Items from a figure collection
————

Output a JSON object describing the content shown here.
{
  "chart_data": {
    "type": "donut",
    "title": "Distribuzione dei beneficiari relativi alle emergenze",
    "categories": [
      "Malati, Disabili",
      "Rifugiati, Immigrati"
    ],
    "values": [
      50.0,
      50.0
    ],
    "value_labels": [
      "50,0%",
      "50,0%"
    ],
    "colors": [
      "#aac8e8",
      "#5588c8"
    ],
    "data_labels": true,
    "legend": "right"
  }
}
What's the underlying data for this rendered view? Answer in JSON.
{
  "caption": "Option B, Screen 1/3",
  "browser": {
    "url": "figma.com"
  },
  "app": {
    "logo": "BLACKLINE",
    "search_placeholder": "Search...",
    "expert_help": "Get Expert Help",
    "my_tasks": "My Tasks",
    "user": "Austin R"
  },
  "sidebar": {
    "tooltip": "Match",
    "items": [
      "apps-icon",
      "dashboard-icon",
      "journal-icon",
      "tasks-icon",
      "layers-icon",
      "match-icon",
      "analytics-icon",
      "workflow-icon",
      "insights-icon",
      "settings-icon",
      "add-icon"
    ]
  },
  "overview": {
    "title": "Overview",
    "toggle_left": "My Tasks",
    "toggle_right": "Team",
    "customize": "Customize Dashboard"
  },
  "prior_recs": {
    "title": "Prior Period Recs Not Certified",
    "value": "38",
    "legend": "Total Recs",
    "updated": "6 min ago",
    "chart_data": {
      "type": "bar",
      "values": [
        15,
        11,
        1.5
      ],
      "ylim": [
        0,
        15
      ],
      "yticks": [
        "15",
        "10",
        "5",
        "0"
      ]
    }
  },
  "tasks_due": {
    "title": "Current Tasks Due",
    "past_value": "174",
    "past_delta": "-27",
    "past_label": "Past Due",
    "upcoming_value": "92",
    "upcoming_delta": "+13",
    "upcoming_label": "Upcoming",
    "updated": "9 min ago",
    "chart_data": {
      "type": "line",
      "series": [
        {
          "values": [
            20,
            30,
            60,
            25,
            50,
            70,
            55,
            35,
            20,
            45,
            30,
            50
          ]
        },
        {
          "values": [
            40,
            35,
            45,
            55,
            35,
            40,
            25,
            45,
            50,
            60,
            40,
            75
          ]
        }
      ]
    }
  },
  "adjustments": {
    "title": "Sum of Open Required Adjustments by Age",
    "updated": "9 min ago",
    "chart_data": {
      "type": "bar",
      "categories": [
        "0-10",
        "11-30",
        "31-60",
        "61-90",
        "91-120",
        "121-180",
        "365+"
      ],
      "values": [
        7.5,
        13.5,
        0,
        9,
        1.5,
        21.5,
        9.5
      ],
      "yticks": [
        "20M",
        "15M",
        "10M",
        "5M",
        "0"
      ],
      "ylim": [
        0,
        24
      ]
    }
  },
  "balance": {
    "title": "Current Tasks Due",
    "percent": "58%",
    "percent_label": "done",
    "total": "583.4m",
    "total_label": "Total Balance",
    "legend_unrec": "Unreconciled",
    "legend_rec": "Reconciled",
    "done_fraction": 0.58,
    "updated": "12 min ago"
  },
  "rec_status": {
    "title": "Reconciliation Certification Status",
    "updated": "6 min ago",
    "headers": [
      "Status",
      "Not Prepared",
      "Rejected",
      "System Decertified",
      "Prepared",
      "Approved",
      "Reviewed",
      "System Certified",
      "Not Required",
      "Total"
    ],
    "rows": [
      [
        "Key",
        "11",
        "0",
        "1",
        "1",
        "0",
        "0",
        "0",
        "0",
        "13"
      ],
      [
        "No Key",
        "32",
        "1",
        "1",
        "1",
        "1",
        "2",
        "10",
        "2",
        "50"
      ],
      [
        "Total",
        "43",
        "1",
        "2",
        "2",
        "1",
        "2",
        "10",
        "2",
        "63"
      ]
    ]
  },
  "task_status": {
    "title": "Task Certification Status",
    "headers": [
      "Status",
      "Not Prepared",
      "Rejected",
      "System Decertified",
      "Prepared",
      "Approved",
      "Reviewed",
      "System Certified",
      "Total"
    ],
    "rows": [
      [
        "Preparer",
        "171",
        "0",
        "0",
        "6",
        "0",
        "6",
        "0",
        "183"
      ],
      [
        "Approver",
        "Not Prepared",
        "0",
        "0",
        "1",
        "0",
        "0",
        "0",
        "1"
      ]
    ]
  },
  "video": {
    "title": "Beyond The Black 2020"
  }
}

————

EXERCISE AIM: Exactly as shown, repeat every record.

ANSWER FOR THE TASK:
Output a JSON object describing the content shown here.
{
  "chart_data": {
    "type": "donut",
    "title": "Distribuzione dei beneficiari relativi alle emergenze",
    "categories": [
      "Malati, Disabili",
      "Rifugiati, Immigrati"
    ],
    "values": [
      50.0,
      50.0
    ],
    "value_labels": [
      "50,0%",
      "50,0%"
    ],
    "colors": [
      "#aac8e8",
      "#5588c8"
    ],
    "data_labels": true,
    "legend": "right"
  }
}
What's the underlying data for this rendered view? Answer in JSON.
{
  "caption": "Option B, Screen 1/3",
  "browser": {
    "url": "figma.com"
  },
  "app": {
    "logo": "BLACKLINE",
    "search_placeholder": "Search...",
    "expert_help": "Get Expert Help",
    "my_tasks": "My Tasks",
    "user": "Austin R"
  },
  "sidebar": {
    "tooltip": "Match",
    "items": [
      "apps-icon",
      "dashboard-icon",
      "journal-icon",
      "tasks-icon",
      "layers-icon",
      "match-icon",
      "analytics-icon",
      "workflow-icon",
      "insights-icon",
      "settings-icon",
      "add-icon"
    ]
  },
  "overview": {
    "title": "Overview",
    "toggle_left": "My Tasks",
    "toggle_right": "Team",
    "customize": "Customize Dashboard"
  },
  "prior_recs": {
    "title": "Prior Period Recs Not Certified",
    "value": "38",
    "legend": "Total Recs",
    "updated": "6 min ago",
    "chart_data": {
      "type": "bar",
      "values": [
        15,
        11,
        1.5
      ],
      "ylim": [
        0,
        15
      ],
      "yticks": [
        "15",
        "10",
        "5",
        "0"
      ]
    }
  },
  "tasks_due": {
    "title": "Current Tasks Due",
    "past_value": "174",
    "past_delta": "-27",
    "past_label": "Past Due",
    "upcoming_value": "92",
    "upcoming_delta": "+13",
    "upcoming_label": "Upcoming",
    "updated": "9 min ago",
    "chart_data": {
      "type": "line",
      "series": [
        {
          "values": [
            20,
            30,
            60,
            25,
            50,
            70,
            55,
            35,
            20,
            45,
            30,
            50
          ]
        },
        {
          "values": [
            40,
            35,
            45,
            55,
            35,
            40,
            25,
            45,
            50,
            60,
            40,
            75
          ]
        }
      ]
    }
  },
  "adjustments": {
    "title": "Sum of Open Required Adjustments by Age",
    "updated": "9 min ago",
    "chart_data": {
      "type": "bar",
      "categories": [
        "0-10",
        "11-30",
        "31-60",
        "61-90",
        "91-120",
        "121-180",
        "365+"
      ],
      "values": [
        7.5,
        13.5,
        0,
        9,
        1.5,
        21.5,
        9.5
      ],
      "yticks": [
        "20M",
        "15M",
        "10M",
        "5M",
        "0"
      ],
      "ylim": [
        0,
        24
      ]
    }
  },
  "balance": {
    "title": "Current Tasks Due",
    "percent": "58%",
    "percent_label": "done",
    "total": "583.4m",
    "total_label": "Total Balance",
    "legend_unrec": "Unreconciled",
    "legend_rec": "Reconciled",
    "done_fraction": 0.58,
    "updated": "12 min ago"
  },
  "rec_status": {
    "title": "Reconciliation Certification Status",
    "updated": "6 min ago",
    "headers": [
      "Status",
      "Not Prepared",
      "Rejected",
      "System Decertified",
      "Prepared",
      "Approved",
      "Reviewed",
      "System Certified",
      "Not Required",
      "Total"
    ],
    "rows": [
      [
        "Key",
        "11",
        "0",
        "1",
        "1",
        "0",
        "0",
        "0",
        "0",
        "13"
      ],
      [
        "No Key",
        "32",
        "1",
        "1",
        "1",
        "1",
        "2",
        "10",
        "2",
        "50"
      ],
      [
        "Total",
        "43",
        "1",
        "2",
        "2",
        "1",
        "2",
        "10",
        "2",
        "63"
      ]
    ]
  },
  "task_status": {
    "title": "Task Certification Status",
    "headers": [
      "Status",
      "Not Prepared",
      "Rejected",
      "System Decertified",
      "Prepared",
      "Approved",
      "Reviewed",
      "System Certified",
      "Total"
    ],
    "rows": [
      [
        "Preparer",
        "171",
        "0",
        "0",
        "6",
        "0",
        "6",
        "0",
        "183"
      ],
      [
        "Approver",
        "Not Prepared",
        "0",
        "0",
        "1",
        "0",
        "0",
        "0",
        "1"
      ]
    ]
  },
  "video": {
    "title": "Beyond The Black 2020"
  }
}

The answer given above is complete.